TASK BRIEF
Please retype the material below, starting at the line containing "x-tick-label: 96% [368, 836, 438, 875]" and continuing through its final line, both ends included.

Image layout annotations:
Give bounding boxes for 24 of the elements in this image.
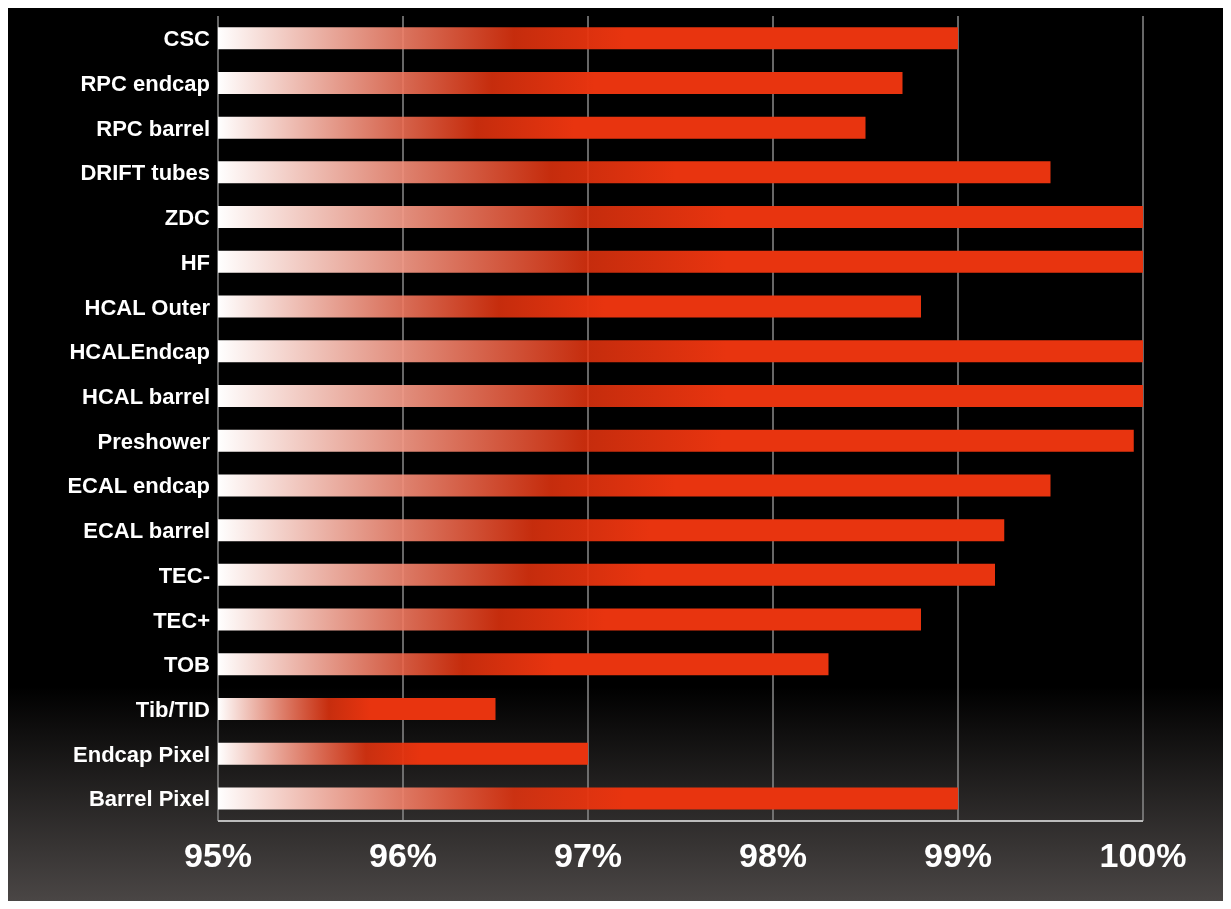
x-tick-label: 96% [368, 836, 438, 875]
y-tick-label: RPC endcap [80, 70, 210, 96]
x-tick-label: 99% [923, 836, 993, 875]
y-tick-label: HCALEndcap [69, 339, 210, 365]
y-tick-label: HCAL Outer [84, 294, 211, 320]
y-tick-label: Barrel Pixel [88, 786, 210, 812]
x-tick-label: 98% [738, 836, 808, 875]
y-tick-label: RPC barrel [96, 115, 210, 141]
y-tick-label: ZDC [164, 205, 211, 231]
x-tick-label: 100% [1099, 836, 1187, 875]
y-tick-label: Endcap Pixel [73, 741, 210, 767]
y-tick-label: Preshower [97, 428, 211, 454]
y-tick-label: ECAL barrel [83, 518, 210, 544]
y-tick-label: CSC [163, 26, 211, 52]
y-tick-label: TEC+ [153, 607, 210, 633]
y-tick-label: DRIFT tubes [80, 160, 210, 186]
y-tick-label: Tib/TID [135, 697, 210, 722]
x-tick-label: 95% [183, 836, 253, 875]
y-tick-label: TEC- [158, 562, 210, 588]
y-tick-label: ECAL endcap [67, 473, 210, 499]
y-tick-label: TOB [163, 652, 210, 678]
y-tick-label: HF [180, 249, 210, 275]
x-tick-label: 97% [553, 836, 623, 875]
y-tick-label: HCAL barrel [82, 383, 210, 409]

EXERCISE OUTPUT
x-tick-label: 96% [368, 836, 438, 875]
y-tick-label: RPC endcap [80, 70, 210, 96]
x-tick-label: 99% [923, 836, 993, 875]
y-tick-label: HCALEndcap [69, 339, 210, 365]
y-tick-label: HCAL Outer [84, 294, 211, 320]
y-tick-label: Barrel Pixel [88, 786, 210, 812]
x-tick-label: 98% [738, 836, 808, 875]
y-tick-label: RPC barrel [96, 115, 210, 141]
y-tick-label: ZDC [164, 205, 211, 231]
x-tick-label: 100% [1099, 836, 1187, 875]
y-tick-label: Endcap Pixel [73, 741, 210, 767]
y-tick-label: Preshower [97, 428, 211, 454]
y-tick-label: ECAL barrel [83, 518, 210, 544]
y-tick-label: CSC [163, 26, 211, 52]
y-tick-label: TEC+ [153, 607, 210, 633]
y-tick-label: DRIFT tubes [80, 160, 210, 186]
y-tick-label: Tib/TID [135, 697, 210, 722]
x-tick-label: 95% [183, 836, 253, 875]
y-tick-label: TEC- [158, 562, 210, 588]
y-tick-label: ECAL endcap [67, 473, 210, 499]
y-tick-label: TOB [163, 652, 210, 678]
y-tick-label: HF [180, 249, 210, 275]
x-tick-label: 97% [553, 836, 623, 875]
y-tick-label: HCAL barrel [82, 383, 210, 409]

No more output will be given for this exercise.